<<<<
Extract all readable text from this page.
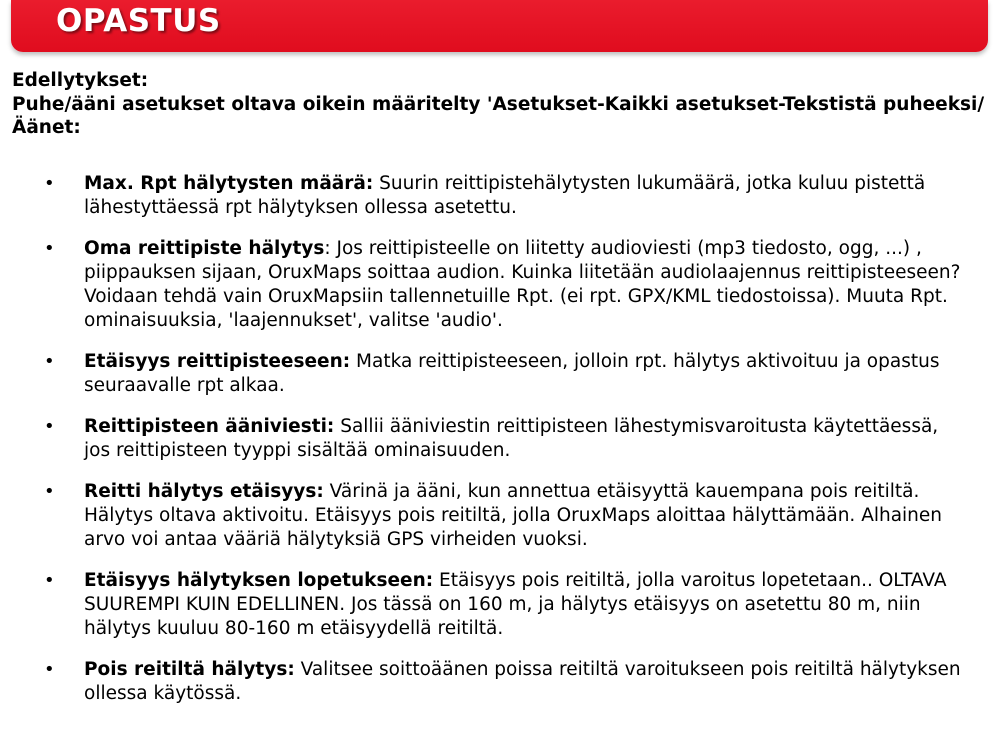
OPASTUS
Edellytykset:
Puhe/ääni asetukset oltava oikein määritelty 'Asetukset-Kaikki asetukset-Tekstistä puheeksi/Äänet:
• Max. Rpt hälytysten määrä: Suurin reittipistehälytysten lukumäärä, jotka kuluu pistettä lähestyttäessä rpt hälytyksen ollessa asetettu.
• Oma reittipiste hälytys: Jos reittipisteelle on liitetty audioviesti (mp3 tiedosto, ogg, ...) , piippauksen sijaan, OruxMaps soittaa audion. Kuinka liitetään audiolaajennus reittipisteeseen? Voidaan tehdä vain OruxMapsiin tallennetuille Rpt. (ei rpt. GPX/KML tiedostoissa). Muuta Rpt. ominaisuuksia, 'laajennukset', valitse 'audio'.
• Etäisyys reittipisteeseen: Matka reittipisteeseen, jolloin rpt. hälytys aktivoituu ja opastus seuraavalle rpt alkaa.
• Reittipisteen ääniviesti: Sallii ääniviestin reittipisteen lähestymisvaroitusta käytettäessä, jos reittipisteen tyyppi sisältää ominaisuuden.
• Reitti hälytys etäisyys: Värinä ja ääni, kun annettua etäisyyttä kauempana pois reitiltä. Hälytys oltava aktivoitu. Etäisyys pois reitiltä, jolla OruxMaps aloittaa hälyttämään. Alhainen arvo voi antaa vääriä hälytyksiä GPS virheiden vuoksi.
• Etäisyys hälytyksen lopetukseen: Etäisyys pois reitiltä, jolla varoitus lopetetaan.. OLTAVA SUUREMPI KUIN EDELLINEN. Jos tässä on 160 m, ja hälytys etäisyys on asetettu 80 m, niin hälytys kuuluu 80-160 m etäisyydellä reitiltä.
• Pois reitiltä hälytys: Valitsee soittoäänen poissa reitiltä varoitukseen pois reitiltä hälytyksen ollessa käytössä.
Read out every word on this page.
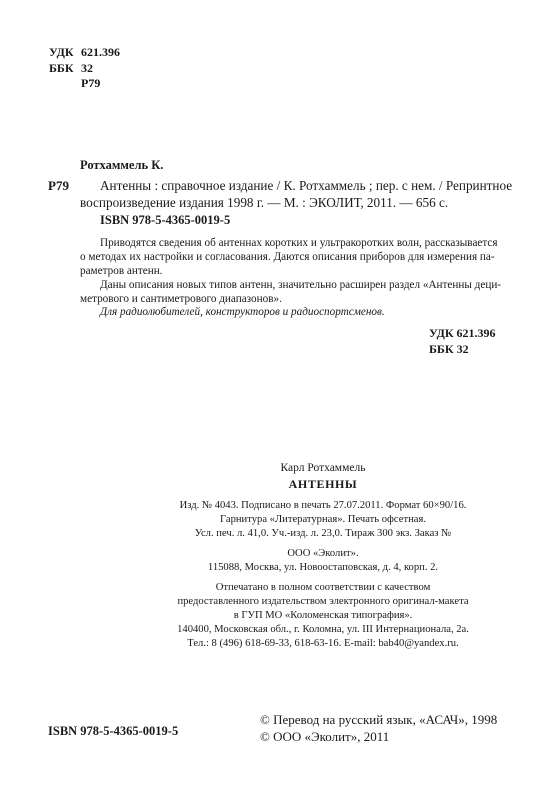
УДК 621.396
ББК 32
Р79
Ротхаммель К.
Р79 Антенны : справочное издание / К. Ротхаммель ; пер. с нем. / Репринтное
воспроизведение издания 1998 г. — М. : ЭКОЛИТ, 2011. — 656 с.
ISBN 978-5-4365-0019-5
Приводятся сведения об антеннах коротких и ультракоротких волн, рассказывается
о методах их настройки и согласования. Даются описания приборов для измерения па-
раметров антенн.
Даны описания новых типов антенн, значительно расширен раздел «Антенны деци-
метрового и сантиметрового диапазонов».
Для радиолюбителей, конструкторов и радиоспортсменов.
УДК 621.396
ББК 32
Карл Ротхаммель
АНТЕННЫ
Изд. № 4043. Подписано в печать 27.07.2011. Формат 60×90/16.
Гарнитура «Литературная». Печать офсетная.
Усл. печ. л. 41,0. Уч.-изд. л. 23,0. Тираж 300 экз. Заказ №
ООО «Эколит».
115088, Москва, ул. Новоостаповская, д. 4, корп. 2.
Отпечатано в полном соответствии с качеством
предоставленного издательством электронного оригинал-макета
в ГУП МО «Коломенская типография».
140400, Московская обл., г. Коломна, ул. III Интернационала, 2а.
Тел.: 8 (496) 618-69-33, 618-63-16. E-mail: bab40@yandex.ru.
ISBN 978-5-4365-0019-5
© Перевод на русский язык, «АСАЧ», 1998
© ООО «Эколит», 2011
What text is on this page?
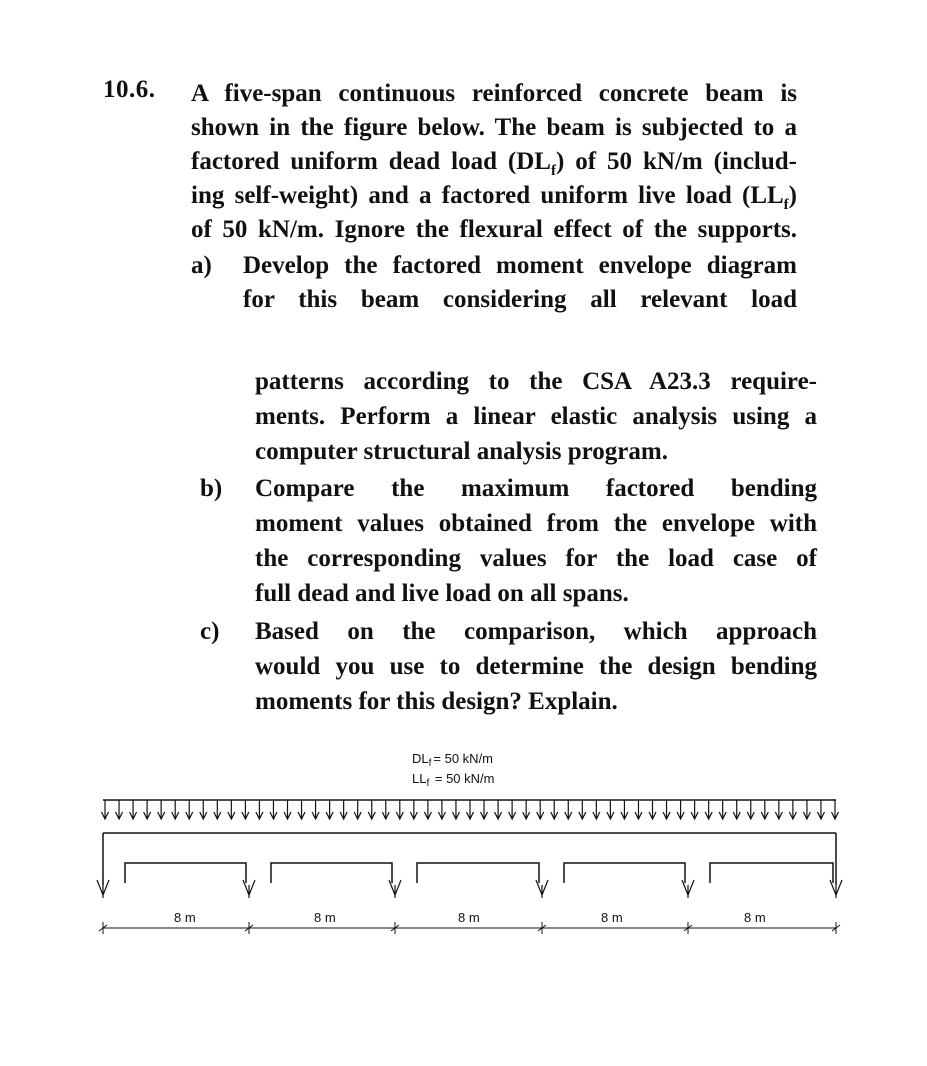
10.6. A five-span continuous reinforced concrete beam is
shown in the figure below. The beam is subjected to a
factored uniform dead load $(DL_f)$ of 50 kN/m (includ-
ing self-weight) and a factored uniform live load $(LL_f)$
of 50 kN/m. Ignore the flexural effect of the supports.
a) Develop the factored moment envelope diagram
for this beam considering all relevant load
patterns according to the CSA A23.3 require-
ments. Perform a linear elastic analysis using a
computer structural analysis program.
b) Compare the maximum factored bending
moment values obtained from the envelope with
the corresponding values for the load case of
full dead and live load on all spans.
c) Based on the comparison, which approach
would you use to determine the design bending
moments for this design? Explain.
$DL_f = 50$ kN/m
$LL_f = 50$ kN/m
8 m	8 m	8 m	8 m	8 m
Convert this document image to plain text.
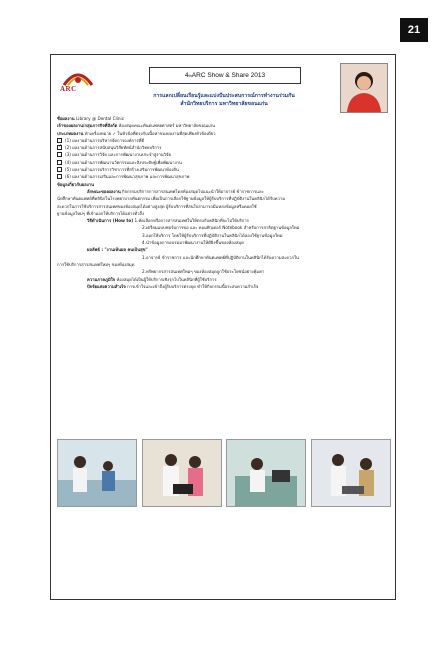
21
ARC
4 th ARC Show & Share 2013
การแลกเปลี่ยนเรียนรู้และแบ่งปันประสบการณ์การทำงานร่วมกัน
สำนักวิทยบริการ มหาวิทยาลัยขอนแก่น

ชื่อผลงาน Library @ Dental Clinic

เจ้าของผลงาน/กลุ่มภารกิจที่สังกัด ห้องสมุดคณะทันตแพทยศาสตร์ มหาวิทยาลัยขอนแก่น

ประเภทผลงาน ทำเครื่องหมาย ✓ ในหัวข้อที่ตรงกับเนื้อหาของผลงานที่สุดเพียงหัวข้อเดียว

(1) ผลงานด้านการบริหารจัดการองค์การที่ดี

✓(2) ผลงานด้านการสนับสนุนวิสัยทัศน์สำนักวิทยบริการ

(3) ผลงานด้านการวิจัย และการพัฒนางานประจำสู่งานวิจัย

(4) ผลงานด้านการพัฒนานวัตกรรมและสิ่งประดิษฐ์เพื่อพัฒนางาน

(5) ผลงานด้านการบริการวิชาการที่สร้างเสริมการพัฒนาท้องถิ่น

(6) ผลงานด้านการเสริมและการพัฒนาสุขภาพ และการพัฒนาสุขภาพ

ข้อมูลเกี่ยวกับผลงาน

ลักษณะของผลงาน กิจกรรมบริการการสารสนเทศโดยห้องสมุดไปแนะนำให้อาจารย์ ข้าราชการและ

นักศึกษาทันตแพทย์ที่คลินิกในโรงพยาบาลทันตกรรม เพื่อเป็นการเลือกใช้ฐานข้อมูลให้ผู้รับบริการที่ปฏิบัติงานในคลินิกได้รับความ

สะดวกในการใช้บริการสารสนเทศของห้องสมุดได้อย่างสูงสุด ผู้รับบริการที่สนใจสามารถมีแหล่งข้อมูลหรือคอยใช้

ฐานข้อมูลใหม่ๆ ที่เข้าออกให้บริการได้อย่างทั่วถึง

วิธีดำเนินการ (How to) 1.คัดเลือกหรือการสารสนเทศในให้ตรงกับคลินิกที่จะไปให้บริการ

2.เตรียมแบบฟอร์มการขอ และ คอมพิวเตอร์ Notebook สำหรับการสาธิตฐานข้อมูลใหม่

3.ออกให้บริการ โดยให้ผู้รับบริการที่ปฏิบัติงานในคลินิกได้ลองใช้ฐานข้อมูลใหม่

4.นำข้อมูลการอบรมมาพัฒนางานให้ดียิ่งขึ้นของห้องสมุด

ผลลัพธ์ : "งานเห็นผล คนเป็นสุข"

1.อาจารย์ ข้าราชการ และนักศึกษาทันตแพทย์ที่ปฏิบัติงานในคลินิกได้รับความสะดวกใน

การใช้บริการสารสนเทศใหม่ๆ ของห้องสมุด

2.ทรัพยากรสารสนเทศใหม่ๆ ของห้องสมุดถูกใช้ประโยชน์อย่างคุ้มค่า

ความภาคภูมิใจ ห้องสมุดได้เป็นผู้ให้บริการเชิงรุกไปในคลินิกที่ผู้ใช้บริการ

ปัจจัยแห่งความสำเร็จ การเข้าใจและเข้าถึงผู้รับบริการตรงจุด ทำให้กิจกรรมนี้ประสบความสำเร็จ
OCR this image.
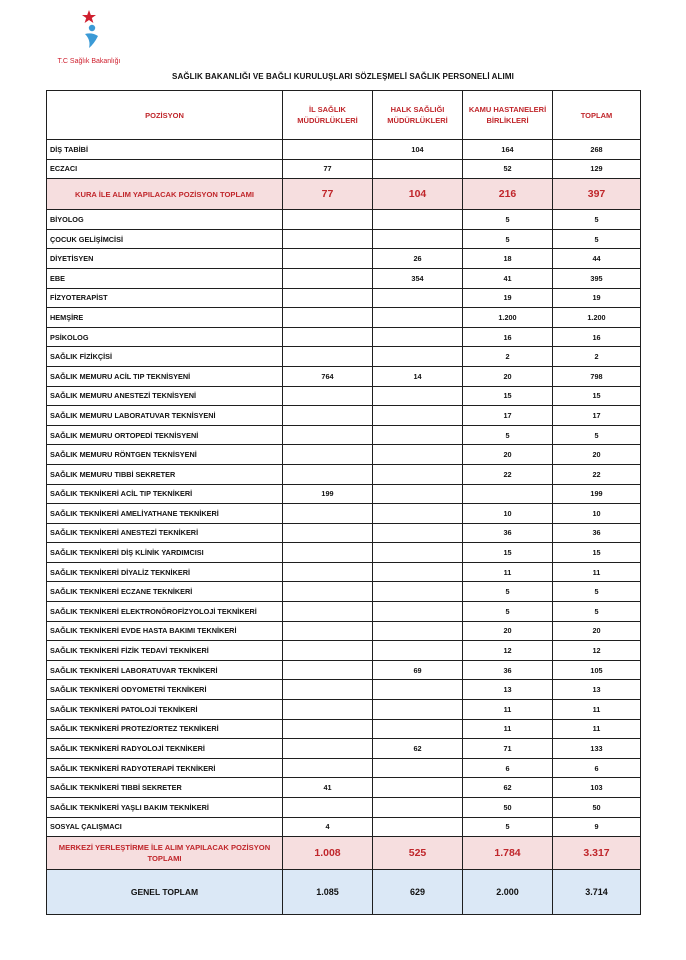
T.C Sağlık Bakanlığı
SAĞLIK BAKANLIĞI VE BAĞLI KURULUŞLARI SÖZLEŞMELİ SAĞLIK PERSONELİ ALIMI
POZİSYON	İL SAĞLIK MÜDÜRLÜKLERİ	HALK SAĞLIĞI MÜDÜRLÜKLERİ	KAMU HASTANELERİ BİRLİKLERİ	TOPLAM
DİŞ TABİBİ		104	164	268
ECZACI	77		52	129
KURA İLE ALIM YAPILACAK POZİSYON TOPLAMI	77	104	216	397
BİYOLOG			5	5
ÇOCUK GELİŞİMCİSİ			5	5
DİYETİSYEN		26	18	44
EBE		354	41	395
FİZYOTERAPİST			19	19
HEMŞİRE			1.200	1.200
PSİKOLOG			16	16
SAĞLIK FİZİKÇİSİ			2	2
SAĞLIK MEMURU ACİL TIP TEKNİSYENİ	764	14	20	798
SAĞLIK MEMURU ANESTEZİ TEKNİSYENİ			15	15
SAĞLIK MEMURU LABORATUVAR TEKNİSYENİ			17	17
SAĞLIK MEMURU ORTOPEDİ TEKNİSYENİ			5	5
SAĞLIK MEMURU RÖNTGEN TEKNİSYENİ			20	20
SAĞLIK MEMURU TIBBİ SEKRETER			22	22
SAĞLIK TEKNİKERİ ACİL TIP TEKNİKERİ	199			199
SAĞLIK TEKNİKERİ AMELİYATHANE TEKNİKERİ			10	10
SAĞLIK TEKNİKERİ ANESTEZİ TEKNİKERİ			36	36
SAĞLIK TEKNİKERİ DİŞ KLİNİK YARDIMCISI			15	15
SAĞLIK TEKNİKERİ DİYALİZ TEKNİKERİ			11	11
SAĞLIK TEKNİKERİ ECZANE TEKNİKERİ			5	5
SAĞLIK TEKNİKERİ ELEKTRONÖROFİZYOLOJİ TEKNİKERİ			5	5
SAĞLIK TEKNİKERİ EVDE HASTA BAKIMI TEKNİKERİ			20	20
SAĞLIK TEKNİKERİ FİZİK TEDAVİ TEKNİKERİ			12	12
SAĞLIK TEKNİKERİ LABORATUVAR TEKNİKERİ		69	36	105
SAĞLIK TEKNİKERİ ODYOMETRİ TEKNİKERİ			13	13
SAĞLIK TEKNİKERİ PATOLOJİ TEKNİKERİ			11	11
SAĞLIK TEKNİKERİ PROTEZ/ORTEZ TEKNİKERİ			11	11
SAĞLIK TEKNİKERİ RADYOLOJİ TEKNİKERİ		62	71	133
SAĞLIK TEKNİKERİ RADYOTERAPİ TEKNİKERİ			6	6
SAĞLIK TEKNİKERİ TIBBİ SEKRETER	41		62	103
SAĞLIK TEKNİKERİ YAŞLI BAKIM TEKNİKERİ			50	50
SOSYAL ÇALIŞMACI	4		5	9
MERKEZİ YERLEŞTİRME İLE ALIM YAPILACAK POZİSYON TOPLAMI	1.008	525	1.784	3.317
GENEL TOPLAM	1.085	629	2.000	3.714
>>>>
* [PROMPT]:
Look through the entries above and report each line where the string "Etäisyys" occurs.

* [COMPLETE OUTPUT]:
• Etäisyys reittipisteeseen: Matka reittipisteeseen, jolloin rpt. hälytys aktivoituu ja opastus seuraavalle rpt alkaa.
• Reitti hälytys etäisyys: Värinä ja ääni, kun annettua etäisyyttä kauempana pois reitiltä. Hälytys oltava aktivoitu. Etäisyys pois reitiltä, jolla OruxMaps aloittaa hälyttämään. Alhainen arvo voi antaa vääriä hälytyksiä GPS virheiden vuoksi.
• Etäisyys hälytyksen lopetukseen: Etäisyys pois reitiltä, jolla varoitus lopetetaan.. OLTAVA SUUREMPI KUIN EDELLINEN. Jos tässä on 160 m, ja hälytys etäisyys on asetettu 80 m, niin hälytys kuuluu 80-160 m etäisyydellä reitiltä.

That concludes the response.